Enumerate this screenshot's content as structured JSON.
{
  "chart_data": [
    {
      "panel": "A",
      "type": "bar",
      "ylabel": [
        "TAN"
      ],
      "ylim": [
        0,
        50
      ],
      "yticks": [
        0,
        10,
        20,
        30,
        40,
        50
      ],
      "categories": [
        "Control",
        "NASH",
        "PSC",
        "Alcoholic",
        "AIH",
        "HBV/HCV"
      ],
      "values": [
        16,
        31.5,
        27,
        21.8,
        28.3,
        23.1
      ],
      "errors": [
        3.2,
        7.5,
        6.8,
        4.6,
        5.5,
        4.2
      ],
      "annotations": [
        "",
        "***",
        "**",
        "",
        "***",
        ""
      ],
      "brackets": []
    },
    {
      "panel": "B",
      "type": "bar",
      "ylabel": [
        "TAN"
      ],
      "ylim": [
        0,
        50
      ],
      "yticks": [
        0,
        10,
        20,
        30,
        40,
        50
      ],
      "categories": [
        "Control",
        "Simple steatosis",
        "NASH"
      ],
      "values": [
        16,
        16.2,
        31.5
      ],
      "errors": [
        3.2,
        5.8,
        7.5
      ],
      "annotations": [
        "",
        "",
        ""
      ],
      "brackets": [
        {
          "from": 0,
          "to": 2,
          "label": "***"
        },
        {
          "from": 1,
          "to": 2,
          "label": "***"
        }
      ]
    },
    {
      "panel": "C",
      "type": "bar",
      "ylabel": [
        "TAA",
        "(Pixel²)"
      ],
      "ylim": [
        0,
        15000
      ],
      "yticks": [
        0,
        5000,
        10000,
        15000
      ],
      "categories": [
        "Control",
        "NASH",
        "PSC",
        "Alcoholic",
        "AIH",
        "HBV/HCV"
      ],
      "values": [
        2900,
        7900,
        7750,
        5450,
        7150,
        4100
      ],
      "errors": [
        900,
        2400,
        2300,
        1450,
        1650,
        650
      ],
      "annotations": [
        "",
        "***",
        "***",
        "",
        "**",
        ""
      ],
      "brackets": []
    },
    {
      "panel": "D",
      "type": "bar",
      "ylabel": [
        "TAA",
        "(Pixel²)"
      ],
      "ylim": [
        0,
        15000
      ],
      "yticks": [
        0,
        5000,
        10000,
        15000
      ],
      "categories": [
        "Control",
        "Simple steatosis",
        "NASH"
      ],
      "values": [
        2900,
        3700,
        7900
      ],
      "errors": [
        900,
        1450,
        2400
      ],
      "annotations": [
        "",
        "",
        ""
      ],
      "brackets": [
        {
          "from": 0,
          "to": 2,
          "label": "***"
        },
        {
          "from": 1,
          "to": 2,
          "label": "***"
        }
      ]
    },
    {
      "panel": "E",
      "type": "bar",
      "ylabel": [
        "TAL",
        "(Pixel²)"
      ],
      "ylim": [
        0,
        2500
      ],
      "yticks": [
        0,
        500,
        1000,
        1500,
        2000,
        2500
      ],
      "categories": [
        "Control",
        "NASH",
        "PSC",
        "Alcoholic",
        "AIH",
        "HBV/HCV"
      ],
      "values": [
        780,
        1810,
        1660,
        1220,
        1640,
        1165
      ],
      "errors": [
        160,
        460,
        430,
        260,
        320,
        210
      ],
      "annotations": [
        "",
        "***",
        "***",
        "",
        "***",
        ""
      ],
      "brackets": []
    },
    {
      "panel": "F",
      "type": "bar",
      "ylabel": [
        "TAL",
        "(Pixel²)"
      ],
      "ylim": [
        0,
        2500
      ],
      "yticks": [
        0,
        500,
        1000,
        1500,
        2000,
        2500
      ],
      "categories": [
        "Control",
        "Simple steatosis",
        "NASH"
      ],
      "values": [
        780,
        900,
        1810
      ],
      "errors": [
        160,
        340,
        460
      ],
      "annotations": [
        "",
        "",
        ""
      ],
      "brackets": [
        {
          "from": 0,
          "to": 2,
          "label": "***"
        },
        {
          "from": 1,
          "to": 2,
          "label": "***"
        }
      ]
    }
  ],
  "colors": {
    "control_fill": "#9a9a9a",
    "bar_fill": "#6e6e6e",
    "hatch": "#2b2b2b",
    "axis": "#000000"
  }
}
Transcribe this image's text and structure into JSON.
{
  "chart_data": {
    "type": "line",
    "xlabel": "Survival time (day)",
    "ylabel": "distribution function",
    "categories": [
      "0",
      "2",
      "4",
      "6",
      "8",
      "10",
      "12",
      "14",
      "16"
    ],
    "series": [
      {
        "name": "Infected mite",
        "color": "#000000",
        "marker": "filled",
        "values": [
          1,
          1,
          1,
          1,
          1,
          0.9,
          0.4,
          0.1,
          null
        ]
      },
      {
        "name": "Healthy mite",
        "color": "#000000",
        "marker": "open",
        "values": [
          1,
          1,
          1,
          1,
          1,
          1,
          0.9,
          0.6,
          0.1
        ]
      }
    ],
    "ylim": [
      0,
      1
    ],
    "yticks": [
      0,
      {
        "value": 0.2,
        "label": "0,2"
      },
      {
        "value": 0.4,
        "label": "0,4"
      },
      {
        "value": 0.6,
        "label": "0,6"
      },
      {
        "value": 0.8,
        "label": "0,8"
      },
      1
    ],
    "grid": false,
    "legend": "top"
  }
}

■ ■ ■ ■ ■ ■ ■

- **TASK DIRECTIONS**: Using the data above, print every record exactly as shown.

- **ANSWER FOR THIS EXERCISE**:
Enumerate this screenshot's content as structured JSON.
{
  "chart_data": [
    {
      "panel": "A",
      "type": "bar",
      "ylabel": [
        "TAN"
      ],
      "ylim": [
        0,
        50
      ],
      "yticks": [
        0,
        10,
        20,
        30,
        40,
        50
      ],
      "categories": [
        "Control",
        "NASH",
        "PSC",
        "Alcoholic",
        "AIH",
        "HBV/HCV"
      ],
      "values": [
        16,
        31.5,
        27,
        21.8,
        28.3,
        23.1
      ],
      "errors": [
        3.2,
        7.5,
        6.8,
        4.6,
        5.5,
        4.2
      ],
      "annotations": [
        "",
        "***",
        "**",
        "",
        "***",
        ""
      ],
      "brackets": []
    },
    {
      "panel": "B",
      "type": "bar",
      "ylabel": [
        "TAN"
      ],
      "ylim": [
        0,
        50
      ],
      "yticks": [
        0,
        10,
        20,
        30,
        40,
        50
      ],
      "categories": [
        "Control",
        "Simple steatosis",
        "NASH"
      ],
      "values": [
        16,
        16.2,
        31.5
      ],
      "errors": [
        3.2,
        5.8,
        7.5
      ],
      "annotations": [
        "",
        "",
        ""
      ],
      "brackets": [
        {
          "from": 0,
          "to": 2,
          "label": "***"
        },
        {
          "from": 1,
          "to": 2,
          "label": "***"
        }
      ]
    },
    {
      "panel": "C",
      "type": "bar",
      "ylabel": [
        "TAA",
        "(Pixel²)"
      ],
      "ylim": [
        0,
        15000
      ],
      "yticks": [
        0,
        5000,
        10000,
        15000
      ],
      "categories": [
        "Control",
        "NASH",
        "PSC",
        "Alcoholic",
        "AIH",
        "HBV/HCV"
      ],
      "values": [
        2900,
        7900,
        7750,
        5450,
        7150,
        4100
      ],
      "errors": [
        900,
        2400,
        2300,
        1450,
        1650,
        650
      ],
      "annotations": [
        "",
        "***",
        "***",
        "",
        "**",
        ""
      ],
      "brackets": []
    },
    {
      "panel": "D",
      "type": "bar",
      "ylabel": [
        "TAA",
        "(Pixel²)"
      ],
      "ylim": [
        0,
        15000
      ],
      "yticks": [
        0,
        5000,
        10000,
        15000
      ],
      "categories": [
        "Control",
        "Simple steatosis",
        "NASH"
      ],
      "values": [
        2900,
        3700,
        7900
      ],
      "errors": [
        900,
        1450,
        2400
      ],
      "annotations": [
        "",
        "",
        ""
      ],
      "brackets": [
        {
          "from": 0,
          "to": 2,
          "label": "***"
        },
        {
          "from": 1,
          "to": 2,
          "label": "***"
        }
      ]
    },
    {
      "panel": "E",
      "type": "bar",
      "ylabel": [
        "TAL",
        "(Pixel²)"
      ],
      "ylim": [
        0,
        2500
      ],
      "yticks": [
        0,
        500,
        1000,
        1500,
        2000,
        2500
      ],
      "categories": [
        "Control",
        "NASH",
        "PSC",
        "Alcoholic",
        "AIH",
        "HBV/HCV"
      ],
      "values": [
        780,
        1810,
        1660,
        1220,
        1640,
        1165
      ],
      "errors": [
        160,
        460,
        430,
        260,
        320,
        210
      ],
      "annotations": [
        "",
        "***",
        "***",
        "",
        "***",
        ""
      ],
      "brackets": []
    },
    {
      "panel": "F",
      "type": "bar",
      "ylabel": [
        "TAL",
        "(Pixel²)"
      ],
      "ylim": [
        0,
        2500
      ],
      "yticks": [
        0,
        500,
        1000,
        1500,
        2000,
        2500
      ],
      "categories": [
        "Control",
        "Simple steatosis",
        "NASH"
      ],
      "values": [
        780,
        900,
        1810
      ],
      "errors": [
        160,
        340,
        460
      ],
      "annotations": [
        "",
        "",
        ""
      ],
      "brackets": [
        {
          "from": 0,
          "to": 2,
          "label": "***"
        },
        {
          "from": 1,
          "to": 2,
          "label": "***"
        }
      ]
    }
  ],
  "colors": {
    "control_fill": "#9a9a9a",
    "bar_fill": "#6e6e6e",
    "hatch": "#2b2b2b",
    "axis": "#000000"
  }
}
Transcribe this image's text and structure into JSON.
{
  "chart_data": {
    "type": "line",
    "xlabel": "Survival time (day)",
    "ylabel": "distribution function",
    "categories": [
      "0",
      "2",
      "4",
      "6",
      "8",
      "10",
      "12",
      "14",
      "16"
    ],
    "series": [
      {
        "name": "Infected mite",
        "color": "#000000",
        "marker": "filled",
        "values": [
          1,
          1,
          1,
          1,
          1,
          0.9,
          0.4,
          0.1,
          null
        ]
      },
      {
        "name": "Healthy mite",
        "color": "#000000",
        "marker": "open",
        "values": [
          1,
          1,
          1,
          1,
          1,
          1,
          0.9,
          0.6,
          0.1
        ]
      }
    ],
    "ylim": [
      0,
      1
    ],
    "yticks": [
      0,
      {
        "value": 0.2,
        "label": "0,2"
      },
      {
        "value": 0.4,
        "label": "0,4"
      },
      {
        "value": 0.6,
        "label": "0,6"
      },
      {
        "value": 0.8,
        "label": "0,8"
      },
      1
    ],
    "grid": false,
    "legend": "top"
  }
}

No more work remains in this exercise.